■ **Prompt**
Your task is to repeat the entries exactly. Leave the pictures out.

■ **Task material**

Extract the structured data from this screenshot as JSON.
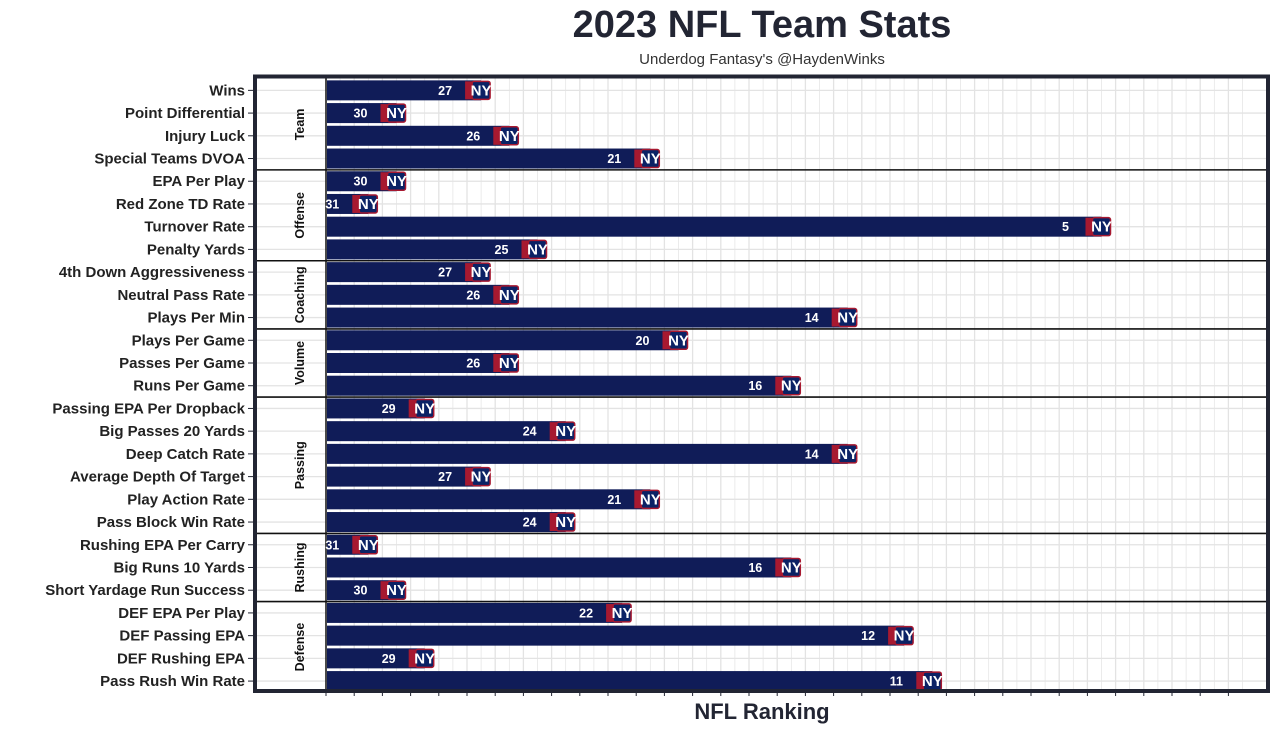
{
  "chart_data": {
    "type": "bar",
    "orientation": "horizontal",
    "title": "2023 NFL Team Stats",
    "subtitle": "Underdog Fantasy's @HaydenWinks",
    "xlabel": "NFL Ranking",
    "ylabel": "",
    "x_axis": "reversed rank, 32 = shortest bar, 1 = longest bar",
    "xlim": [
      32.5,
      0.5
    ],
    "grid": true,
    "legend": "none",
    "team_logo_text": "NY",
    "colors": {
      "bar": "#101c58",
      "logo_red": "#a71930",
      "logo_blue": "#0b2265",
      "panel_border": "#222533",
      "grid": "#e3e3e3",
      "separator": "#111111"
    },
    "groups": [
      {
        "name": "Team",
        "items": [
          {
            "label": "Wins",
            "rank": 27
          },
          {
            "label": "Point Differential",
            "rank": 30
          },
          {
            "label": "Injury Luck",
            "rank": 26
          },
          {
            "label": "Special Teams DVOA",
            "rank": 21
          }
        ]
      },
      {
        "name": "Offense",
        "items": [
          {
            "label": "EPA Per Play",
            "rank": 30
          },
          {
            "label": "Red Zone TD Rate",
            "rank": 31
          },
          {
            "label": "Turnover Rate",
            "rank": 5
          },
          {
            "label": "Penalty Yards",
            "rank": 25
          }
        ]
      },
      {
        "name": "Coaching",
        "items": [
          {
            "label": "4th Down Aggressiveness",
            "rank": 27
          },
          {
            "label": "Neutral Pass Rate",
            "rank": 26
          },
          {
            "label": "Plays Per Min",
            "rank": 14
          }
        ]
      },
      {
        "name": "Volume",
        "items": [
          {
            "label": "Plays Per Game",
            "rank": 20
          },
          {
            "label": "Passes Per Game",
            "rank": 26
          },
          {
            "label": "Runs Per Game",
            "rank": 16
          }
        ]
      },
      {
        "name": "Passing",
        "items": [
          {
            "label": "Passing EPA Per Dropback",
            "rank": 29
          },
          {
            "label": "Big Passes 20 Yards",
            "rank": 24
          },
          {
            "label": "Deep Catch Rate",
            "rank": 14
          },
          {
            "label": "Average Depth Of Target",
            "rank": 27
          },
          {
            "label": "Play Action Rate",
            "rank": 21
          },
          {
            "label": "Pass Block Win Rate",
            "rank": 24
          }
        ]
      },
      {
        "name": "Rushing",
        "items": [
          {
            "label": "Rushing EPA Per Carry",
            "rank": 31
          },
          {
            "label": "Big Runs 10 Yards",
            "rank": 16
          },
          {
            "label": "Short Yardage Run Success",
            "rank": 30
          }
        ]
      },
      {
        "name": "Defense",
        "items": [
          {
            "label": "DEF EPA Per Play",
            "rank": 22
          },
          {
            "label": "DEF Passing EPA",
            "rank": 12
          },
          {
            "label": "DEF Rushing EPA",
            "rank": 29
          },
          {
            "label": "Pass Rush Win Rate",
            "rank": 11
          }
        ]
      }
    ]
  }
}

■ **Result**
Extract the structured data from this screenshot as JSON.
{
  "chart_data": {
    "type": "bar",
    "orientation": "horizontal",
    "title": "2023 NFL Team Stats",
    "subtitle": "Underdog Fantasy's @HaydenWinks",
    "xlabel": "NFL Ranking",
    "ylabel": "",
    "x_axis": "reversed rank, 32 = shortest bar, 1 = longest bar",
    "xlim": [
      32.5,
      0.5
    ],
    "grid": true,
    "legend": "none",
    "team_logo_text": "NY",
    "colors": {
      "bar": "#101c58",
      "logo_red": "#a71930",
      "logo_blue": "#0b2265",
      "panel_border": "#222533",
      "grid": "#e3e3e3",
      "separator": "#111111"
    },
    "groups": [
      {
        "name": "Team",
        "items": [
          {
            "label": "Wins",
            "rank": 27
          },
          {
            "label": "Point Differential",
            "rank": 30
          },
          {
            "label": "Injury Luck",
            "rank": 26
          },
          {
            "label": "Special Teams DVOA",
            "rank": 21
          }
        ]
      },
      {
        "name": "Offense",
        "items": [
          {
            "label": "EPA Per Play",
            "rank": 30
          },
          {
            "label": "Red Zone TD Rate",
            "rank": 31
          },
          {
            "label": "Turnover Rate",
            "rank": 5
          },
          {
            "label": "Penalty Yards",
            "rank": 25
          }
        ]
      },
      {
        "name": "Coaching",
        "items": [
          {
            "label": "4th Down Aggressiveness",
            "rank": 27
          },
          {
            "label": "Neutral Pass Rate",
            "rank": 26
          },
          {
            "label": "Plays Per Min",
            "rank": 14
          }
        ]
      },
      {
        "name": "Volume",
        "items": [
          {
            "label": "Plays Per Game",
            "rank": 20
          },
          {
            "label": "Passes Per Game",
            "rank": 26
          },
          {
            "label": "Runs Per Game",
            "rank": 16
          }
        ]
      },
      {
        "name": "Passing",
        "items": [
          {
            "label": "Passing EPA Per Dropback",
            "rank": 29
          },
          {
            "label": "Big Passes 20 Yards",
            "rank": 24
          },
          {
            "label": "Deep Catch Rate",
            "rank": 14
          },
          {
            "label": "Average Depth Of Target",
            "rank": 27
          },
          {
            "label": "Play Action Rate",
            "rank": 21
          },
          {
            "label": "Pass Block Win Rate",
            "rank": 24
          }
        ]
      },
      {
        "name": "Rushing",
        "items": [
          {
            "label": "Rushing EPA Per Carry",
            "rank": 31
          },
          {
            "label": "Big Runs 10 Yards",
            "rank": 16
          },
          {
            "label": "Short Yardage Run Success",
            "rank": 30
          }
        ]
      },
      {
        "name": "Defense",
        "items": [
          {
            "label": "DEF EPA Per Play",
            "rank": 22
          },
          {
            "label": "DEF Passing EPA",
            "rank": 12
          },
          {
            "label": "DEF Rushing EPA",
            "rank": 29
          },
          {
            "label": "Pass Rush Win Rate",
            "rank": 11
          }
        ]
      }
    ]
  }
}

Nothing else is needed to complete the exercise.